→ **TO BE DONE**
Show each line from the listing that includes the word "truyền".

(Some records)
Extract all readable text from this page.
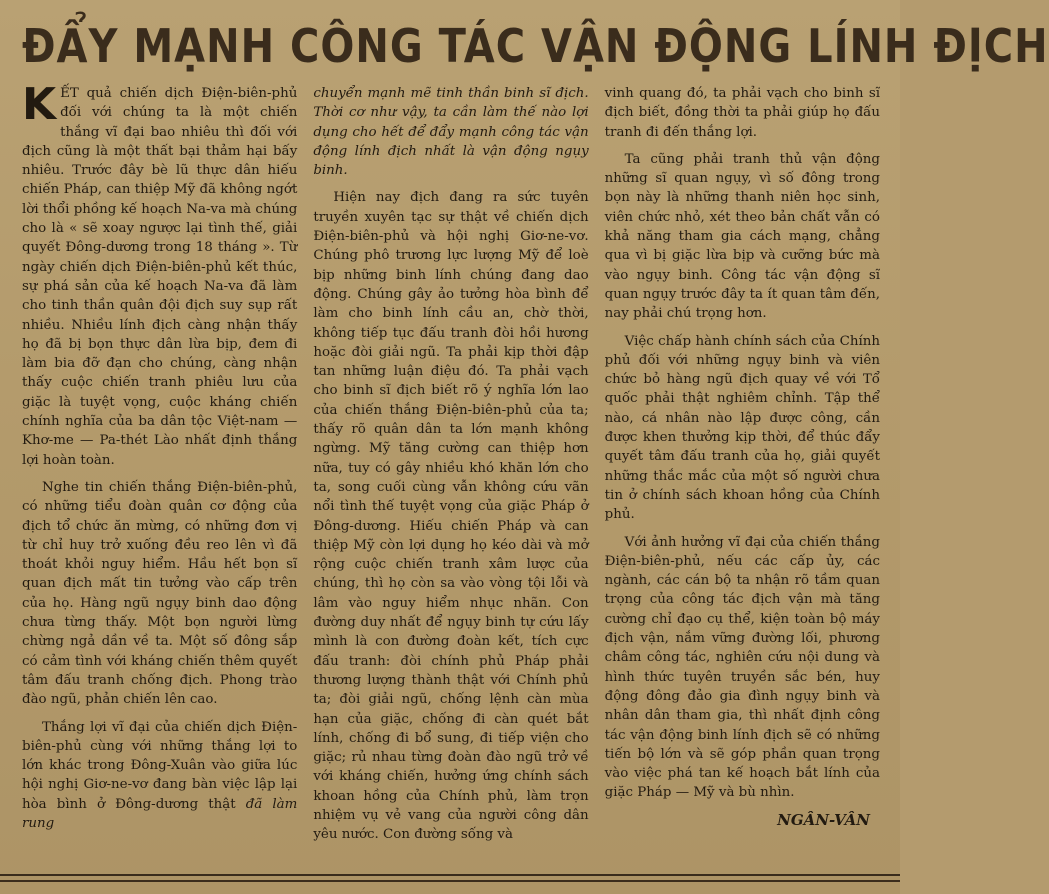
ĐẨY MẠNH CÔNG TÁC VẬN ĐỘNG LÍNH ĐỊCH

KẾT quả chiến dịch Điện-biên-phủ đối với chúng ta là một chiến thắng vĩ đại bao nhiêu thì đối với địch cũng là một thất bại thảm hại bấy nhiêu. Trước đây bè lũ thực dân hiếu chiến Pháp, can thiệp Mỹ đã không ngớt lời thổi phồng kế hoạch Na-va mà chúng cho là « sẽ xoay ngược lại tình thế, giải quyết Đông-dương trong 18 tháng ». Từ ngày chiến dịch Điện-biên-phủ kết thúc, sự phá sản của kế hoạch Na-va đã làm cho tinh thần quân đội địch suy sụp rất nhiều. Nhiều lính địch càng nhận thấy họ đã bị bọn thực dân lừa bịp, đem đi làm bia đỡ đạn cho chúng, càng nhận thấy cuộc chiến tranh phiêu lưu của giặc là tuyệt vọng, cuộc kháng chiến chính nghĩa của ba dân tộc Việt-nam — Khơ-me — Pa-thét Lào nhất định thắng lợi hoàn toàn.

Nghe tin chiến thắng Điện-biên-phủ, có những tiểu đoàn quân cơ động của địch tổ chức ăn mừng, có những đơn vị từ chỉ huy trở xuống đều reo lên vì đã thoát khỏi nguy hiểm. Hầu hết bọn sĩ quan địch mất tin tưởng vào cấp trên của họ. Hàng ngũ ngụy binh dao động chưa từng thấy. Một bọn người lừng chừng ngả dần về ta. Một số đông sắp có cảm tình với kháng chiến thêm quyết tâm đấu tranh chống địch. Phong trào đào ngũ, phản chiến lên cao.

Thắng lợi vĩ đại của chiến dịch Điện-biên-phủ cùng với những thắng lợi to lớn khác trong Đông-Xuân vào giữa lúc hội nghị Giơ-ne-vơ đang bàn việc lập lại hòa bình ở Đông-dương thật đã làm rung

chuyển mạnh mẽ tinh thần binh sĩ địch. Thời cơ như vậy, ta cần làm thế nào lợi dụng cho hết để đẩy mạnh công tác vận động lính địch nhất là vận động ngụy binh.

Hiện nay địch đang ra sức tuyên truyền xuyên tạc sự thật về chiến dịch Điện-biên-phủ và hội nghị Giơ-ne-vơ. Chúng phô trương lực lượng Mỹ để loè bịp những binh lính chúng đang dao động. Chúng gây ảo tưởng hòa bình để làm cho binh lính cầu an, chờ thời, không tiếp tục đấu tranh đòi hồi hương hoặc đòi giải ngũ. Ta phải kịp thời đập tan những luận điệu đó. Ta phải vạch cho binh sĩ địch biết rõ ý nghĩa lớn lao của chiến thắng Điện-biên-phủ của ta; thấy rõ quân dân ta lớn mạnh không ngừng. Mỹ tăng cường can thiệp hơn nữa, tuy có gây nhiều khó khăn lớn cho ta, song cuối cùng vẫn không cứu vãn nổi tình thế tuyệt vọng của giặc Pháp ở Đông-dương. Hiếu chiến Pháp và can thiệp Mỹ còn lợi dụng họ kéo dài và mở rộng cuộc chiến tranh xâm lược của chúng, thì họ còn sa vào vòng tội lỗi và lâm vào nguy hiểm nhục nhãn. Con đường duy nhất để ngụy binh tự cứu lấy mình là con đường đoàn kết, tích cực đấu tranh: đòi chính phủ Pháp phải thương lượng thành thật với Chính phủ ta; đòi giải ngũ, chống lệnh càn mùa hạn của giặc, chống đi càn quét bắt lính, chống đi bổ sung, đi tiếp viện cho giặc; rủ nhau từng đoàn đào ngũ trở về với kháng chiến, hưởng ứng chính sách khoan hồng của Chính phủ, làm trọn nhiệm vụ vẻ vang của người công dân yêu nước. Con đường sống và

vinh quang đó, ta phải vạch cho binh sĩ địch biết, đồng thời ta phải giúp họ đấu tranh đi đến thắng lợi.

Ta cũng phải tranh thủ vận động những sĩ quan ngụy, vì số đông trong bọn này là những thanh niên học sinh, viên chức nhỏ, xét theo bản chất vẫn có khả năng tham gia cách mạng, chẳng qua vì bị giặc lừa bịp và cưỡng bức mà vào ngụy binh. Công tác vận động sĩ quan ngụy trước đây ta ít quan tâm đến, nay phải chú trọng hơn.

Việc chấp hành chính sách của Chính phủ đối với những ngụy binh và viên chức bỏ hàng ngũ địch quay về với Tổ quốc phải thật nghiêm chỉnh. Tập thể nào, cá nhân nào lập được công, cần được khen thưởng kịp thời, để thúc đẩy quyết tâm đấu tranh của họ, giải quyết những thắc mắc của một số người chưa tin ở chính sách khoan hồng của Chính phủ.

Với ảnh hưởng vĩ đại của chiến thắng Điện-biên-phủ, nếu các cấp ủy, các ngành, các cán bộ ta nhận rõ tầm quan trọng của công tác địch vận mà tăng cường chỉ đạo cụ thể, kiện toàn bộ máy địch vận, nắm vững đường lối, phương châm công tác, nghiên cứu nội dung và hình thức tuyên truyền sắc bén, huy động đông đảo gia đình ngụy binh và nhân dân tham gia, thì nhất định công tác vận động binh lính địch sẽ có những tiến bộ lớn và sẽ góp phần quan trọng vào việc phá tan kế hoạch bắt lính của giặc Pháp — Mỹ và bù nhìn.

NGÂN-VÂN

→ **SOLUTION TO THIS EXERCISE**
Hiện nay địch đang ra sức tuyên truyền xuyên tạc sự thật về chiến dịch Điện-biên-phủ và hội nghị Giơ-ne-vơ. Chúng phô trương lực lượng Mỹ để loè bịp những binh lính chúng đang dao động. Chúng gây ảo tưởng hòa bình để làm cho binh lính cầu an, chờ thời, không tiếp tục đấu tranh đòi hồi hương hoặc đòi giải ngũ. Ta phải kịp thời đập tan những luận điệu đó. Ta phải vạch cho binh sĩ địch biết rõ ý nghĩa lớn lao của chiến thắng Điện-biên-phủ của ta; thấy rõ quân dân ta lớn mạnh không ngừng. Mỹ tăng cường can thiệp hơn nữa, tuy có gây nhiều khó khăn lớn cho ta, song cuối cùng vẫn không cứu vãn nổi tình thế tuyệt vọng của giặc Pháp ở Đông-dương. Hiếu chiến Pháp và can thiệp Mỹ còn lợi dụng họ kéo dài và mở rộng cuộc chiến tranh xâm lược của chúng, thì họ còn sa vào vòng tội lỗi và lâm vào nguy hiểm nhục nhãn. Con đường duy nhất để ngụy binh tự cứu lấy mình là con đường đoàn kết, tích cực đấu tranh: đòi chính phủ Pháp phải thương lượng thành thật với Chính phủ ta; đòi giải ngũ, chống lệnh càn mùa hạn của giặc, chống đi càn quét bắt lính, chống đi bổ sung, đi tiếp viện cho giặc; rủ nhau từng đoàn đào ngũ trở về với kháng chiến, hưởng ứng chính sách khoan hồng của Chính phủ, làm trọn nhiệm vụ vẻ vang của người công dân yêu nước. Con đường sống và
Với ảnh hưởng vĩ đại của chiến thắng Điện-biên-phủ, nếu các cấp ủy, các ngành, các cán bộ ta nhận rõ tầm quan trọng của công tác địch vận mà tăng cường chỉ đạo cụ thể, kiện toàn bộ máy địch vận, nắm vững đường lối, phương châm công tác, nghiên cứu nội dung và hình thức tuyên truyền sắc bén, huy động đông đảo gia đình ngụy binh và nhân dân tham gia, thì nhất định công tác vận động binh lính địch sẽ có những tiến bộ lớn và sẽ góp phần quan trọng vào việc phá tan kế hoạch bắt lính của giặc Pháp — Mỹ và bù nhìn.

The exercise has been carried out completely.